1ドル160円台の歴史的な円安の継続と旺盛な中古車輸入需要により、国内の特定車種の買い取り相場は異常な高値で下支えされています。そのひとつが高級SUVのレクサス「RX」で、アジアや中東などに高値で輸出されています。今回は海外需要の高い車種の例、レクサスRXが人気の理由、クルマを「金融アセット」と捉えてリセールバリューを高める方法を解説します。

  • レクサス「RX」

    歴史的円安で日本の中古車が人気? 狙い目はレクサス「RX」

「海外輸出需要」という強力な価格の下支え

歴史的な円安が継続していることから、海外のバイヤーにとっては日本の中古車が割安な状態が続いています。そのため輸出需要が高まり、国内の買い取り・オークション相場も上昇傾向にあります。

高く売却できる車種の例

海外で人気が高い日本車の例を挙げると、以下のとおりです。

  • トヨタ「ランドクルーザー」

  • スズキ「ジムニー/ジムニーシエラ」

  • トヨタ「アルファード/ヴェルファイア」

  • レクサス「RX」

いずれも明確な特徴があり、ネーム力・ブランド力のある車種です。海外には日本と比べて悪路の多い国・地域も多く、走破性の高い車種も人気となっています。

需要の大きい輸出先

これまで、日本の中古自動車の主な輸出先のひとつはロシアでした。これは、ウクライナ侵攻によって新車輸出規制がかかっていたため、中古車需要が増えたことが背景にあります。

もうひとつの輸出先はUAEなどの中東で、特にドバイは日本の中古車輸出において、世界最大規模のハブ拠点となっています。近年は地政学リスクや海峡の不安定化により、慎重な取引が求められるでしょう。

レクサスRXはなぜ人気なのか?

レクサスの中核モデルとして人気を集めているRX。その人気の理由を整理します。

  • レクサス「RX」

    レクサス「RX」

プレミアムなブランド力

レクサスSUVの元祖であり、長期間にわたって高級SUVとしての魅力を発信し続けているのがRXです。海外、特に北米や中東では、「壊れない高級SUV」として富裕層の間で絶大なステータス性を誇ります。

高級感のあるクーペを思わせる流麗なフォルムと力強いフロントマスクが多くの人を魅了しています。また、荷物がたっぷり載る広いトランクや、後部座席の足元スペースの広さなど、SUVとしての実用性も兼ね備えています。

維持費が安い

ヨーロッパ製のプレミアムSUVは走行性能が高い一方、故障リスクやメンテナンス費用が高い傾向があります。レクサスはトヨタの技術をベースにしているため、初期不良や故障が非常に少なく、長期間、安心して乗れる点が北米やアジアの富裕層に高く評価されています。

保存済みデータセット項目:
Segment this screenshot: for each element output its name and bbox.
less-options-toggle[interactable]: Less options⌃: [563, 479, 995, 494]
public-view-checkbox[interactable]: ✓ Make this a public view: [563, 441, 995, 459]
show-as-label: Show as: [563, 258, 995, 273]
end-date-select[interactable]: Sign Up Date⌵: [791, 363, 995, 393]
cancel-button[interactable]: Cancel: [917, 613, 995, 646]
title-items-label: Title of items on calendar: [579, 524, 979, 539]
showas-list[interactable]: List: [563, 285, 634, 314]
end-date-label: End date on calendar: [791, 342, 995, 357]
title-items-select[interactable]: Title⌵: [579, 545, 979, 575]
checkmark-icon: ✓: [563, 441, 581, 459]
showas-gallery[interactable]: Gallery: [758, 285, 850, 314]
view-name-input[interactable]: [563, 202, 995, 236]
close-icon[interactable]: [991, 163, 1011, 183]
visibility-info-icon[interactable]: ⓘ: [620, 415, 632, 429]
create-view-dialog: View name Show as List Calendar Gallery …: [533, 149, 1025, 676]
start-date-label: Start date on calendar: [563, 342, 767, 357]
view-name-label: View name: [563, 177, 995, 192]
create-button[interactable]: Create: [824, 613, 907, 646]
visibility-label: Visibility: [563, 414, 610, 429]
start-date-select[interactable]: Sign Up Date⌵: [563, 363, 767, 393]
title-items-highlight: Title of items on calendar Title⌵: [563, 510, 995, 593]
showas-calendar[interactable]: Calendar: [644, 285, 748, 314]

- 作業一覧 -
a) 円安と中古車輸出についての文章で、海外で人気が高い日本車の例として挙げられている車種をすべて書き出してください。
b) 円安と中古車輸出についての文章を、最後の文のあとから書き継いでください。
記録はテキストとは関係のない別の資料です。

- 作業別の解答 -
a)
トヨタ「ランドクルーザー」
スズキ「ジムニー/ジムニーシエラ」
トヨタ「アルファード/ヴェルファイア」
レクサス「RX」

b)
マレーシアの「1~5年規制」

マレーシアでは製造から1年以上5年未満の中古車しか輸入制限をクリアできません。この条件に合致する高年式・高グレードのRXは、オークションで国内定価に迫る(あるいは超える)高値で競り落とされます。

さらに、左ハンドル車の輸入は制限されており、原則として右ハンドル車のみが対象です。このため、左ハンドルの多い欧米の高級SUVよりも、レクサスのほうが人気となっています。

  • レクサス「RX」

    レクサス「RX」

寒冷地・関税の隙間需要

ガソリン車・4WDモデルは、ロシア周辺の国々(カザフスタンなど)や内陸部の悪路・寒冷地エリアへ高値で輸出されています。

レクサスRXのリセールバリューを高める方法

レクサスRXを輸出も意識して高く売却するためには、以下の条件がそろっていると有利です。

  • グレード:スポーツ仕様の「F SPORT」または最上級の 「F SPORT Performance」

  • 駆動方式:悪路や寒冷地需要に強い4WD(AWD)

  • ボディカラー:ホワイトノーヴァガラスフレーク(白)またはグラファイトブラックガラスフレーク(黒)

エンジン種類に関しては、輸出先によってはハイブリッドよりも、構造がシンプルで修理しやすい純ガソリン車のほうが、関税や現地の気候の関係で高く売れるケースもあります。

また、 パノラマルーフ(またはサンルーフ)、3眼LEDヘッドランプ、本革シートは必須オプションです。これらがないと海外バイヤーから敬遠されやすく、査定額が数十万円単位で変わります。